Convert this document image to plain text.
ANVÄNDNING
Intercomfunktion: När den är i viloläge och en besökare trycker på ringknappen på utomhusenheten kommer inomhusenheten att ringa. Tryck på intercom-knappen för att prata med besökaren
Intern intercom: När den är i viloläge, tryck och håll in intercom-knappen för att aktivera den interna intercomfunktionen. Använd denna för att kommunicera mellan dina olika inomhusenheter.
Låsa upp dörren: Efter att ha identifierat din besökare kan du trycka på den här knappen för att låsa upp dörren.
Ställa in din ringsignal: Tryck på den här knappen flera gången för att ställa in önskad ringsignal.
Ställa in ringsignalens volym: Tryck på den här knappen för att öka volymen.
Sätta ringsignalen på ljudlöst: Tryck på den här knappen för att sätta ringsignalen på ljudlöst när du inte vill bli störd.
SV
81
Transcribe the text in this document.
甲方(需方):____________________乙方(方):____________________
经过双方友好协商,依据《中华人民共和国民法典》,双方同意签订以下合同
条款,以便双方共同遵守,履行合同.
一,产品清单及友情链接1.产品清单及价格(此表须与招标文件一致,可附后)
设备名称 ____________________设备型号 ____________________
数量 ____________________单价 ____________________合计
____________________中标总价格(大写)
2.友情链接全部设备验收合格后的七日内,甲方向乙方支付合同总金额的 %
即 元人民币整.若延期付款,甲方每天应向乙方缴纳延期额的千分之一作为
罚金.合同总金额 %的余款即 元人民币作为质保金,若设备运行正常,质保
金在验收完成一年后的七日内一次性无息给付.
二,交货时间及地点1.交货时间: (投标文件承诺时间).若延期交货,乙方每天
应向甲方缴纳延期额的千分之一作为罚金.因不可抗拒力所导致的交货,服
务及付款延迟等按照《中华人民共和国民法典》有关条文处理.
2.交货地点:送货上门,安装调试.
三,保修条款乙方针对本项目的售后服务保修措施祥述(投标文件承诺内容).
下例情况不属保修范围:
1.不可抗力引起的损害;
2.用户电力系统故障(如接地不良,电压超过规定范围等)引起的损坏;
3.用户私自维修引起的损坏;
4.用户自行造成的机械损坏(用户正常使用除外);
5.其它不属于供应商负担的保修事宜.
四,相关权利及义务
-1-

TASK TO CARRY OUT:
Every entry must be retyped in full, exactly as given.

SOLUTION:
Convert this document image to plain text.
ANVÄNDNING
Intercomfunktion: När den är i viloläge och en besökare trycker på ringknappen på utomhusenheten kommer inomhusenheten att ringa. Tryck på intercom-knappen för att prata med besökaren
Intern intercom: När den är i viloläge, tryck och håll in intercom-knappen för att aktivera den interna intercomfunktionen. Använd denna för att kommunicera mellan dina olika inomhusenheter.
Låsa upp dörren: Efter att ha identifierat din besökare kan du trycka på den här knappen för att låsa upp dörren.
Ställa in din ringsignal: Tryck på den här knappen flera gången för att ställa in önskad ringsignal.
Ställa in ringsignalens volym: Tryck på den här knappen för att öka volymen.
Sätta ringsignalen på ljudlöst: Tryck på den här knappen för att sätta ringsignalen på ljudlöst när du inte vill bli störd.
SV
81
Transcribe the text in this document.
甲方(需方):____________________乙方(方):____________________
经过双方友好协商,依据《中华人民共和国民法典》,双方同意签订以下合同
条款,以便双方共同遵守,履行合同.
一,产品清单及友情链接1.产品清单及价格(此表须与招标文件一致,可附后)
设备名称 ____________________设备型号 ____________________
数量 ____________________单价 ____________________合计
____________________中标总价格(大写)
2.友情链接全部设备验收合格后的七日内,甲方向乙方支付合同总金额的 %
即 元人民币整.若延期付款,甲方每天应向乙方缴纳延期额的千分之一作为
罚金.合同总金额 %的余款即 元人民币作为质保金,若设备运行正常,质保
金在验收完成一年后的七日内一次性无息给付.
二,交货时间及地点1.交货时间: (投标文件承诺时间).若延期交货,乙方每天
应向甲方缴纳延期额的千分之一作为罚金.因不可抗拒力所导致的交货,服
务及付款延迟等按照《中华人民共和国民法典》有关条文处理.
2.交货地点:送货上门,安装调试.
三,保修条款乙方针对本项目的售后服务保修措施祥述(投标文件承诺内容).
下例情况不属保修范围:
1.不可抗力引起的损害;
2.用户电力系统故障(如接地不良,电压超过规定范围等)引起的损坏;
3.用户私自维修引起的损坏;
4.用户自行造成的机械损坏(用户正常使用除外);
5.其它不属于供应商负担的保修事宜.
四,相关权利及义务
-1-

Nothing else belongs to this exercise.